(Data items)
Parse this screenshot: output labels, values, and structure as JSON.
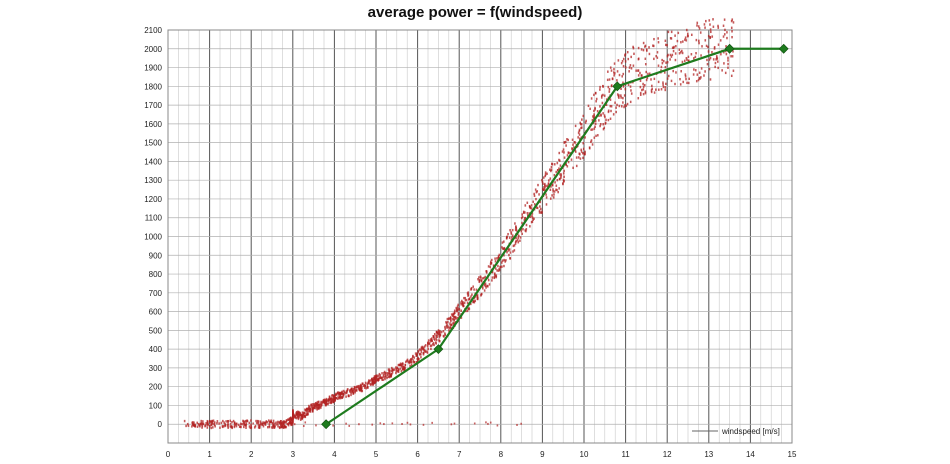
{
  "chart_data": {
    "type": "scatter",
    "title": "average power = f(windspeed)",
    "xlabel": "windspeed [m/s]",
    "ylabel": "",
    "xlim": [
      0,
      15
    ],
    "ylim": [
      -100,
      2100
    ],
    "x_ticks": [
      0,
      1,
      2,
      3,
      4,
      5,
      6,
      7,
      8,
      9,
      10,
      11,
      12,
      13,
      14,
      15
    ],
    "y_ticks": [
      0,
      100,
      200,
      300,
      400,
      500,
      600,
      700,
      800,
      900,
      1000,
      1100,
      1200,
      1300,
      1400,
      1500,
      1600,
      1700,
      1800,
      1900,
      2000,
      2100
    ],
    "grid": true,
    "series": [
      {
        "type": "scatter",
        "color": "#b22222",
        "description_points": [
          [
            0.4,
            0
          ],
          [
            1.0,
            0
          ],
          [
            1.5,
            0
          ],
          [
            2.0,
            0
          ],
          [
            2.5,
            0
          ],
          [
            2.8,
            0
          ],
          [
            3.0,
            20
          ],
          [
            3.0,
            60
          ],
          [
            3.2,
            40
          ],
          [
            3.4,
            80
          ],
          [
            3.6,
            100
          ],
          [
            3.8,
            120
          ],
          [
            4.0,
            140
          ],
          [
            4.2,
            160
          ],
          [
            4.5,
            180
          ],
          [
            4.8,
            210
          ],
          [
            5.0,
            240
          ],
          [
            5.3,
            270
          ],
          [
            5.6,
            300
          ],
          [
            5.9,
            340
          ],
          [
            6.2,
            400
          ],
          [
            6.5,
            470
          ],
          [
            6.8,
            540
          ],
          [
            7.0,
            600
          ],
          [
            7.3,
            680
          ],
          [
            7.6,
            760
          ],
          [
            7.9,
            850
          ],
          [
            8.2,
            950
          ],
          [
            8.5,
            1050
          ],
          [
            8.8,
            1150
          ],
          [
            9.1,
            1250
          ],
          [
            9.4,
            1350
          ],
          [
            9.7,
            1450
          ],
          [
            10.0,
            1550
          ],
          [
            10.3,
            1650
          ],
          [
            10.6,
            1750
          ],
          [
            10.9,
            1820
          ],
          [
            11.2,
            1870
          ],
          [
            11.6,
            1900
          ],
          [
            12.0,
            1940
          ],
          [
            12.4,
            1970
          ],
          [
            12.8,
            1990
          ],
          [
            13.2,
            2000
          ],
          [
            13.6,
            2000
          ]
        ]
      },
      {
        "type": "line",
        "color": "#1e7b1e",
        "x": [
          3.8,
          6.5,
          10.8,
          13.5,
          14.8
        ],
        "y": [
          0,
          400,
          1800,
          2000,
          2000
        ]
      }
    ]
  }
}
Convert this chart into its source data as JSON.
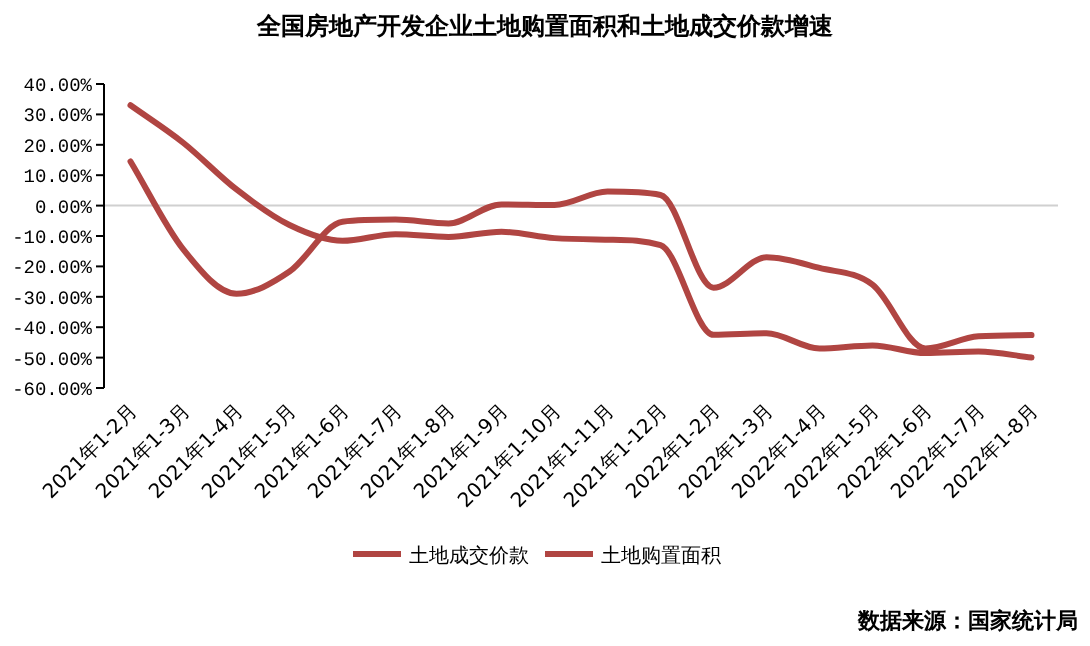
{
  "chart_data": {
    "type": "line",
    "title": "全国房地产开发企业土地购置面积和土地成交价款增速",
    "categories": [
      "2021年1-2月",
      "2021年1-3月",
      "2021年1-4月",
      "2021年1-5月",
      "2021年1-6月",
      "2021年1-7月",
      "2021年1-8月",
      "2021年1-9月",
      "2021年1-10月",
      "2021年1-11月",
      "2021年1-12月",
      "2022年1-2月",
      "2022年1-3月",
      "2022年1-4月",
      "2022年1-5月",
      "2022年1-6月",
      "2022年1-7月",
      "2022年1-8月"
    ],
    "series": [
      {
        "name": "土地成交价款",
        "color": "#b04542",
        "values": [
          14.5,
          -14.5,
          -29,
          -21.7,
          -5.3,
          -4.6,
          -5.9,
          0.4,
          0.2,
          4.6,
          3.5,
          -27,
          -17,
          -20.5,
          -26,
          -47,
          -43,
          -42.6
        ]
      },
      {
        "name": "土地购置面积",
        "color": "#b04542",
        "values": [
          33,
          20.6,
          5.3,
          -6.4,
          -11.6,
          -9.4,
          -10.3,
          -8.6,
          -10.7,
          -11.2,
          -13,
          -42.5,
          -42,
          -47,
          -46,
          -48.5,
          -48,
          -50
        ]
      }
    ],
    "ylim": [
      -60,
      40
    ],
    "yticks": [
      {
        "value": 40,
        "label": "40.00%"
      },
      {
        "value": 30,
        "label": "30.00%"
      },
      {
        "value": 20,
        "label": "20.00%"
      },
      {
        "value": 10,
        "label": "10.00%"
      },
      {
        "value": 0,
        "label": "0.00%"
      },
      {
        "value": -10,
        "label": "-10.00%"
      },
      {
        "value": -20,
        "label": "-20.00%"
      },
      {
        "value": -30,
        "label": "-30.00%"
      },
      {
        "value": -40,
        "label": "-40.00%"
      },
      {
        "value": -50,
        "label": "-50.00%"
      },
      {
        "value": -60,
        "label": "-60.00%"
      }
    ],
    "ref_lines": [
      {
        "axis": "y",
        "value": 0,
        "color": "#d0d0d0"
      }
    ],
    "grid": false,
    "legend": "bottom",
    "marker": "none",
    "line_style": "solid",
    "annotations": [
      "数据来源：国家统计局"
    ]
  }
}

OBJECTIVE:
Your task is an exact transcription of all the data, minus the pictures.

THE ANSWER:
Parse this screenshot: output labels, values, and structure as JSON.
{
  "chart_data": {
    "type": "scatter",
    "title": "average power = f(windspeed)",
    "xlabel": "windspeed [m/s]",
    "ylabel": "",
    "xlim": [
      0,
      15
    ],
    "ylim": [
      -100,
      2100
    ],
    "x_ticks": [
      0,
      1,
      2,
      3,
      4,
      5,
      6,
      7,
      8,
      9,
      10,
      11,
      12,
      13,
      14,
      15
    ],
    "y_ticks": [
      0,
      100,
      200,
      300,
      400,
      500,
      600,
      700,
      800,
      900,
      1000,
      1100,
      1200,
      1300,
      1400,
      1500,
      1600,
      1700,
      1800,
      1900,
      2000,
      2100
    ],
    "grid": true,
    "series": [
      {
        "type": "scatter",
        "color": "#b22222",
        "description_points": [
          [
            0.4,
            0
          ],
          [
            1.0,
            0
          ],
          [
            1.5,
            0
          ],
          [
            2.0,
            0
          ],
          [
            2.5,
            0
          ],
          [
            2.8,
            0
          ],
          [
            3.0,
            20
          ],
          [
            3.0,
            60
          ],
          [
            3.2,
            40
          ],
          [
            3.4,
            80
          ],
          [
            3.6,
            100
          ],
          [
            3.8,
            120
          ],
          [
            4.0,
            140
          ],
          [
            4.2,
            160
          ],
          [
            4.5,
            180
          ],
          [
            4.8,
            210
          ],
          [
            5.0,
            240
          ],
          [
            5.3,
            270
          ],
          [
            5.6,
            300
          ],
          [
            5.9,
            340
          ],
          [
            6.2,
            400
          ],
          [
            6.5,
            470
          ],
          [
            6.8,
            540
          ],
          [
            7.0,
            600
          ],
          [
            7.3,
            680
          ],
          [
            7.6,
            760
          ],
          [
            7.9,
            850
          ],
          [
            8.2,
            950
          ],
          [
            8.5,
            1050
          ],
          [
            8.8,
            1150
          ],
          [
            9.1,
            1250
          ],
          [
            9.4,
            1350
          ],
          [
            9.7,
            1450
          ],
          [
            10.0,
            1550
          ],
          [
            10.3,
            1650
          ],
          [
            10.6,
            1750
          ],
          [
            10.9,
            1820
          ],
          [
            11.2,
            1870
          ],
          [
            11.6,
            1900
          ],
          [
            12.0,
            1940
          ],
          [
            12.4,
            1970
          ],
          [
            12.8,
            1990
          ],
          [
            13.2,
            2000
          ],
          [
            13.6,
            2000
          ]
        ]
      },
      {
        "type": "line",
        "color": "#1e7b1e",
        "x": [
          3.8,
          6.5,
          10.8,
          13.5,
          14.8
        ],
        "y": [
          0,
          400,
          1800,
          2000,
          2000
        ]
      }
    ]
  }
}
Convert this chart into its source data as JSON.
{
  "chart_data": {
    "type": "line",
    "title": "全国房地产开发企业土地购置面积和土地成交价款增速",
    "categories": [
      "2021年1-2月",
      "2021年1-3月",
      "2021年1-4月",
      "2021年1-5月",
      "2021年1-6月",
      "2021年1-7月",
      "2021年1-8月",
      "2021年1-9月",
      "2021年1-10月",
      "2021年1-11月",
      "2021年1-12月",
      "2022年1-2月",
      "2022年1-3月",
      "2022年1-4月",
      "2022年1-5月",
      "2022年1-6月",
      "2022年1-7月",
      "2022年1-8月"
    ],
    "series": [
      {
        "name": "土地成交价款",
        "color": "#b04542",
        "values": [
          14.5,
          -14.5,
          -29,
          -21.7,
          -5.3,
          -4.6,
          -5.9,
          0.4,
          0.2,
          4.6,
          3.5,
          -27,
          -17,
          -20.5,
          -26,
          -47,
          -43,
          -42.6
        ]
      },
      {
        "name": "土地购置面积",
        "color": "#b04542",
        "values": [
          33,
          20.6,
          5.3,
          -6.4,
          -11.6,
          -9.4,
          -10.3,
          -8.6,
          -10.7,
          -11.2,
          -13,
          -42.5,
          -42,
          -47,
          -46,
          -48.5,
          -48,
          -50
        ]
      }
    ],
    "ylim": [
      -60,
      40
    ],
    "yticks": [
      {
        "value": 40,
        "label": "40.00%"
      },
      {
        "value": 30,
        "label": "30.00%"
      },
      {
        "value": 20,
        "label": "20.00%"
      },
      {
        "value": 10,
        "label": "10.00%"
      },
      {
        "value": 0,
        "label": "0.00%"
      },
      {
        "value": -10,
        "label": "-10.00%"
      },
      {
        "value": -20,
        "label": "-20.00%"
      },
      {
        "value": -30,
        "label": "-30.00%"
      },
      {
        "value": -40,
        "label": "-40.00%"
      },
      {
        "value": -50,
        "label": "-50.00%"
      },
      {
        "value": -60,
        "label": "-60.00%"
      }
    ],
    "ref_lines": [
      {
        "axis": "y",
        "value": 0,
        "color": "#d0d0d0"
      }
    ],
    "grid": false,
    "legend": "bottom",
    "marker": "none",
    "line_style": "solid",
    "annotations": [
      "数据来源：国家统计局"
    ]
  }
}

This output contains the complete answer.